__Tarea A__.
Repite sin cambios las entradas, desde el comienzo de las entradas hasta la línea que contiene "required-bracket-tl <box>273 115", ambas incluidas.

__Fragmento para leer__.
|---|

Incluso, en ocasiones, a este fenómeno que consiste en estar un día en la cresta de la ola y al día siguiente en lo más profundo del océano, lo llamamos "sentirse vivo". Y esa sensación engancha. Mucho. 
En un momento dado conviene decir basta, paso de esto, aquí me quedo. Y recogernos, volver a casa y estar con uno mismo, darnos nosotros mismos lo que buscamos desesperadamente que nos den de fuera para así podernos relacionar, por fin, sin mendigar, sin poner nuestra felicidad en manos de nadie, desde la absoluta libertad y responsabilidad. 
Porque somos los únicos responsables de todo lo sentimos y de las experiencias que vivimos dado que, en última instancia, las estamos permitiendo. 
Lo he oído decir muchas veces pero es de las verdades más absolutas que conozco, nunca nadie nos va a amar ni vamos a poder amar a nadie si no nos amamos y nos respetamos a nosotros mismo antes. Imposible.

martes, 15 de diciembre de 2015

¡Salta!

Hace unos veranos nos fuimos a bañar a un río en el que había una piedra que estaba a una cierta altura y desde la que las personas se tiraban al agua. La verdad es que la sensación era muy divertida, no diría agradable ni tampoco daba miedo, era muy divertida. 
Nos fuimos tirando todos, por orden. Teníamos entre 8 y 43 años y nos lo estábamos pasando súper bien. Pero había un niño, adolescente, que no se quería tirar, tenía miedo. Y empezamos todos a explicarle que no pasaba nada, que mira cómo todos nos estamos tirando, que es chulísimo, ya verás... Y lo convencíamos, de verdad que lo convencíamos. Pero, en cuanto se asomaba al vacío, era incapaz de tomar impulso y saltar. Y otra vez vuelta a empezar: mira cómo todos nos estamos tirando, que es chulísimo, ya verás... Y se volvía a asomar, convencido de que esta vez sí, pero volvía a recular. Hasta que alguien lo ayudó, lo cogió de la mano y se lanzó con él, permitiéndole vivir esa sensación de vacío. Y al adolescente le gustó, le gustó muchísimo y vio que no pasaba nada, que era chulísimo. Pero hemos vuelto a ese río varias veces y nunca ha podido saltar él solo. De hecho, no ha vuelto a hacerlo.

|---|

__Entradas del ejercicio__.
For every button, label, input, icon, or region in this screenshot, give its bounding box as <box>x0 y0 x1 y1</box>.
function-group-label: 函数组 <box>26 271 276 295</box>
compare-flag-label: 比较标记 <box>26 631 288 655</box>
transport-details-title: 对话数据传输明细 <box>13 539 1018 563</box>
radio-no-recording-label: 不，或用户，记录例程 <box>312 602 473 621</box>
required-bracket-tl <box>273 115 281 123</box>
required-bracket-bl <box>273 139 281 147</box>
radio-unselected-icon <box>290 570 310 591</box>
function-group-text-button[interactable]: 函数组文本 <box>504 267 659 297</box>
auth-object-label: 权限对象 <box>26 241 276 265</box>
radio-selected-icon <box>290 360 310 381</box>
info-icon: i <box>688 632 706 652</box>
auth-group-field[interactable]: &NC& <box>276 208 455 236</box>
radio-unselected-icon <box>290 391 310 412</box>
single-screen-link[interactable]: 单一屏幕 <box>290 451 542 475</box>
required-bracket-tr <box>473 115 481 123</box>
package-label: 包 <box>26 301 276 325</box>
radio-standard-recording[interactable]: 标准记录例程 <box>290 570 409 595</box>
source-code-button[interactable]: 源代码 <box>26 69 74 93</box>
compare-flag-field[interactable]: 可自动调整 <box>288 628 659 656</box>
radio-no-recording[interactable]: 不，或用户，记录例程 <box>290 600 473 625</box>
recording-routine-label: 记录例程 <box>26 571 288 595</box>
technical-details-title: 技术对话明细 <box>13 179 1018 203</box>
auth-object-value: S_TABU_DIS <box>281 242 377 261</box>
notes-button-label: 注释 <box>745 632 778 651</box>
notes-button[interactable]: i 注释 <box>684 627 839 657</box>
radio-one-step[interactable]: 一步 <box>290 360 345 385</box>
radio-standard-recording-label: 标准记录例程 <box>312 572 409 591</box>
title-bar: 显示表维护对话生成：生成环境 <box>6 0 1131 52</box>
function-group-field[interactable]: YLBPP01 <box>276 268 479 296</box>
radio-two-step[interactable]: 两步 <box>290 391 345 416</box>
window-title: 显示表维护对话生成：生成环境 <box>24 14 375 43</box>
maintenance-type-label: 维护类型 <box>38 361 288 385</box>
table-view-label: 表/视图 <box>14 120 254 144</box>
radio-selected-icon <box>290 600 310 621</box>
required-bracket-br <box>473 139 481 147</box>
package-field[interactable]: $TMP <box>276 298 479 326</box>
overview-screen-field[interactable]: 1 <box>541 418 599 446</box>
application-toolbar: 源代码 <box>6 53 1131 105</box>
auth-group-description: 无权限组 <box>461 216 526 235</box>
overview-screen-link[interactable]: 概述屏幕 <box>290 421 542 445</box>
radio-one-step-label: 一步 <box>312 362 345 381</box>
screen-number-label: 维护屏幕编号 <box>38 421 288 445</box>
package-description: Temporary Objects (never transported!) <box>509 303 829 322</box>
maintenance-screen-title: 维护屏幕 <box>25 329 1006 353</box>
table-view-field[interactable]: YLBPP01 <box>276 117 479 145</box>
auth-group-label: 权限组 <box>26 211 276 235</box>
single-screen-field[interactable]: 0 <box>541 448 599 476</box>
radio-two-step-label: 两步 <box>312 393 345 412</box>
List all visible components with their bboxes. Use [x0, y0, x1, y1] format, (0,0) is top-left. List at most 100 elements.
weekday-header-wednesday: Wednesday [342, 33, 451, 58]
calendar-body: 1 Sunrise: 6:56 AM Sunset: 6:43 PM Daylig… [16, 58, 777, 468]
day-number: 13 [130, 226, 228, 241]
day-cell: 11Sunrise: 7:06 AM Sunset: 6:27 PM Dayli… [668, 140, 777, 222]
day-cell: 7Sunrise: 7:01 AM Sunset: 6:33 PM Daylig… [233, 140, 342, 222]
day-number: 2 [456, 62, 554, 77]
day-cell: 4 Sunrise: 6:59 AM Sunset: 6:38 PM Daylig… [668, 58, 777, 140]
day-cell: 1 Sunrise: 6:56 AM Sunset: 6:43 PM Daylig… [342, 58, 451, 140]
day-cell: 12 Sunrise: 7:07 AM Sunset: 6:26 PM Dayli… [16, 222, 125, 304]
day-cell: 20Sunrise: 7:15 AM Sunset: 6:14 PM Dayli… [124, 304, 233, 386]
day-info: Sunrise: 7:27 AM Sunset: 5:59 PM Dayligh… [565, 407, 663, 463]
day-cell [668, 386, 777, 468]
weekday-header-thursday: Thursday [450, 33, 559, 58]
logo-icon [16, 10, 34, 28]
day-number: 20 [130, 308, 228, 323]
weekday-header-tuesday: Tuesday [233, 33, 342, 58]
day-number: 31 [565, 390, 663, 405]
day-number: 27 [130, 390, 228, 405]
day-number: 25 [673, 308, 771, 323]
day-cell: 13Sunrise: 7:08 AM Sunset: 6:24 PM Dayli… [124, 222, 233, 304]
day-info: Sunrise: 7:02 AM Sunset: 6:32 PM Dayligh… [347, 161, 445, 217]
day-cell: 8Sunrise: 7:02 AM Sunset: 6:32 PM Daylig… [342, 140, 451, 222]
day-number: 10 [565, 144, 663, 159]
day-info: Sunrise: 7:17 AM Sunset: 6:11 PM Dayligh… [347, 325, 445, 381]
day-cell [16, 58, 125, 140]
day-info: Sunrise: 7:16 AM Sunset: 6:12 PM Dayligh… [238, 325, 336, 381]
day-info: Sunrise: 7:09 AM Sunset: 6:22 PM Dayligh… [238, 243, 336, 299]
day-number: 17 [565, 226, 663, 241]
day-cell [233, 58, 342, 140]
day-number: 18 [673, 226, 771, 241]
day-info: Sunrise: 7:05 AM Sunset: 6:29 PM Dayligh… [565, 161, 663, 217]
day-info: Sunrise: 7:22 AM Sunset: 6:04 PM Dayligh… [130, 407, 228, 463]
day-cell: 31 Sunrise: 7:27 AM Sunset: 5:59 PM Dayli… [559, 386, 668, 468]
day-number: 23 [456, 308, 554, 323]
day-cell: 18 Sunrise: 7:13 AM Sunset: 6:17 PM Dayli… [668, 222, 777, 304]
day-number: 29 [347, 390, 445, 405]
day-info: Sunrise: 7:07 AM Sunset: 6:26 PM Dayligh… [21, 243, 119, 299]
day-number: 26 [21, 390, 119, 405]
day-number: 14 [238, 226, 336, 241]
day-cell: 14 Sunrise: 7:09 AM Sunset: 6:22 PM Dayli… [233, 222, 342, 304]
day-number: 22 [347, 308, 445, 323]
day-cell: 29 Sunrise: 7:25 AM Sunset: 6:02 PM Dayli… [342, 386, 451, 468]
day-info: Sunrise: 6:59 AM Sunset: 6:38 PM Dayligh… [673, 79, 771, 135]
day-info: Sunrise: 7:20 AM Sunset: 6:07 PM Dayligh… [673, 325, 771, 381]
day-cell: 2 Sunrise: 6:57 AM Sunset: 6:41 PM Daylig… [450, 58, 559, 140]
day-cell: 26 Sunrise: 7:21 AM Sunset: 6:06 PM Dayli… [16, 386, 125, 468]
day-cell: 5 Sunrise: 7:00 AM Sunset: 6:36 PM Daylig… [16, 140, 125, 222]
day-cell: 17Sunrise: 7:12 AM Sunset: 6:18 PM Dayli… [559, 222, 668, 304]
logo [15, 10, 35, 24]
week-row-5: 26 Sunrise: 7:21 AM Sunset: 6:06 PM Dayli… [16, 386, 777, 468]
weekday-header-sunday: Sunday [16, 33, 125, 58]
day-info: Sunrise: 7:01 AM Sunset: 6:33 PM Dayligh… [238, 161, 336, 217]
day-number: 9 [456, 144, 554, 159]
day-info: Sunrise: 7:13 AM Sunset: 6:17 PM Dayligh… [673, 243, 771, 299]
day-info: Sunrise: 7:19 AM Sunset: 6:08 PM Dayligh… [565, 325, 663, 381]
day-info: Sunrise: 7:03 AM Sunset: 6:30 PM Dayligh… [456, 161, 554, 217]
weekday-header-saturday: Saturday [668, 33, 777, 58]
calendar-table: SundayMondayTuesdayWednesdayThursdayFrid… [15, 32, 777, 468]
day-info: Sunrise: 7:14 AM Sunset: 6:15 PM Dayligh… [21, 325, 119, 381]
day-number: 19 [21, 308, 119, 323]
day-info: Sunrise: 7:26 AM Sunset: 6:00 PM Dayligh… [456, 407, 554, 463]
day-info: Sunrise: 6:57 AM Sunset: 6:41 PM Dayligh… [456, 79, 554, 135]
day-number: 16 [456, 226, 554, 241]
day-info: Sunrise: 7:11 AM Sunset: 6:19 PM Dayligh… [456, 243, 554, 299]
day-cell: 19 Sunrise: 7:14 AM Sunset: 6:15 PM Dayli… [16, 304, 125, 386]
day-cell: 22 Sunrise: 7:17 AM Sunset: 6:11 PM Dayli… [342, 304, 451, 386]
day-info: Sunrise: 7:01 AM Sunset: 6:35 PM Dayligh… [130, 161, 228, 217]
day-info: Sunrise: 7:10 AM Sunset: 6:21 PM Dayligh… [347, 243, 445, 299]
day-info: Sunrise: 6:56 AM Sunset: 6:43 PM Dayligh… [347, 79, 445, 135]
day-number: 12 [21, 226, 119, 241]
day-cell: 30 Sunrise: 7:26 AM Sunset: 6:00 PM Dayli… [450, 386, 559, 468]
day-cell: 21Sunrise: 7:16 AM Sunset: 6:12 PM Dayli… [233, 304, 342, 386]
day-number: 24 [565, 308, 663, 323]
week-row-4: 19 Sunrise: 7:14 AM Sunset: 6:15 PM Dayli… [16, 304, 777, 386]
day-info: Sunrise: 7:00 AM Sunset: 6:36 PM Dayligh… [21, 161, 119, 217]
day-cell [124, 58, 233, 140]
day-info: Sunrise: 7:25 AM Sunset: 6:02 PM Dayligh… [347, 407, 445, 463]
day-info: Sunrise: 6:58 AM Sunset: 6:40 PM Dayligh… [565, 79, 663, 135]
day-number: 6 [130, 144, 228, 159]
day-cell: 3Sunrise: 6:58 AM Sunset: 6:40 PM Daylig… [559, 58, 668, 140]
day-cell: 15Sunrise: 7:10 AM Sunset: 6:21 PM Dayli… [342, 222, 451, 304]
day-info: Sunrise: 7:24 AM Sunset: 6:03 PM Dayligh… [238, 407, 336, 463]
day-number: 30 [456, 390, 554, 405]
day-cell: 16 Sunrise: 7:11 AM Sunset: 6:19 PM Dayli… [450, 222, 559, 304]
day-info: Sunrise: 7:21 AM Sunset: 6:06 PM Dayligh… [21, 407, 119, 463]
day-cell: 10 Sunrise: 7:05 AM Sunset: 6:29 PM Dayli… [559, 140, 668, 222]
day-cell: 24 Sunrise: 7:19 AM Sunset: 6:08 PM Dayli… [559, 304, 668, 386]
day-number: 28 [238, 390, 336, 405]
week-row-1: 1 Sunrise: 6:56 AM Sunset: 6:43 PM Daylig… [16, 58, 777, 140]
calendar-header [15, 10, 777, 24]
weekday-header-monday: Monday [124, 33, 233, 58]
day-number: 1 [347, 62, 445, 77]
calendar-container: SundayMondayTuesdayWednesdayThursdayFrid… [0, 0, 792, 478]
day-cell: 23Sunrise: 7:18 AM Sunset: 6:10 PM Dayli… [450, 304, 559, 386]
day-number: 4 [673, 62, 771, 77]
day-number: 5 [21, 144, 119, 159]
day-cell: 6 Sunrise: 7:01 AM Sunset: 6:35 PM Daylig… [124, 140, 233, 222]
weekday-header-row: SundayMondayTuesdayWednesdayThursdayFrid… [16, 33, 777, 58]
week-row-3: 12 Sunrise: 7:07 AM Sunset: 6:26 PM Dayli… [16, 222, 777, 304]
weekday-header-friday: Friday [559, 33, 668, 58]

|---|

__Tarea B__.
Según el fragmento sobre el salto al río, indica si cada afirmación es cierta (sí o no) y cita las palabras exactas del fragmento que lo deciden: (i) Quienes se tiraban tenían entre 8 y 43 años. (ii) En visitas posteriores al río, el adolescente consiguió saltar él solo. (iii) El fragmento dice que tirarse desde la piedra daba miedo.

__Respuesta esperada A__.
For every button, label, input, icon, or region in this screenshot, give its bounding box as <box>x0 y0 x1 y1</box>.
function-group-label: 函数组 <box>26 271 276 295</box>
compare-flag-label: 比较标记 <box>26 631 288 655</box>
transport-details-title: 对话数据传输明细 <box>13 539 1018 563</box>
radio-no-recording-label: 不，或用户，记录例程 <box>312 602 473 621</box>
required-bracket-tl <box>273 115 281 123</box>

__Respuesta esperada B__.
(i) Sí: "Teníamos entre 8 y 43 años".
(ii) No: "nunca ha podido saltar él solo".
(iii) No: "no diría agradable ni tampoco daba miedo, era muy divertida".